• The exercise: Repeat the listing below in full, exactly as it stands.

-- START OF Stored records --

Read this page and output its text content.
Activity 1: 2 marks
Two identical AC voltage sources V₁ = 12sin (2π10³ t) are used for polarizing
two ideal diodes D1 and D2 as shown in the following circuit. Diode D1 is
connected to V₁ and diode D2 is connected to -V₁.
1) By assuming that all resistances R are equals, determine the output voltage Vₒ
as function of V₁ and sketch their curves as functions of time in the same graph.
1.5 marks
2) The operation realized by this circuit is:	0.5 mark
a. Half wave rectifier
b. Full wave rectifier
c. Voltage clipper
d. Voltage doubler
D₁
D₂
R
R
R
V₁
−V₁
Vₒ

-- END OF Stored records --

• Solved problem:
Read this page and output its text content.
Activity 1: 2 marks
Two identical AC voltage sources V₁ = 12sin (2π10³ t) are used for polarizing
two ideal diodes D1 and D2 as shown in the following circuit. Diode D1 is
connected to V₁ and diode D2 is connected to -V₁.
1) By assuming that all resistances R are equals, determine the output voltage Vₒ
as function of V₁ and sketch their curves as functions of time in the same graph.
1.5 marks
2) The operation realized by this circuit is:	0.5 mark
a. Half wave rectifier
b. Full wave rectifier
c. Voltage clipper
d. Voltage doubler
D₁
D₂
R
R
R
V₁
−V₁
Vₒ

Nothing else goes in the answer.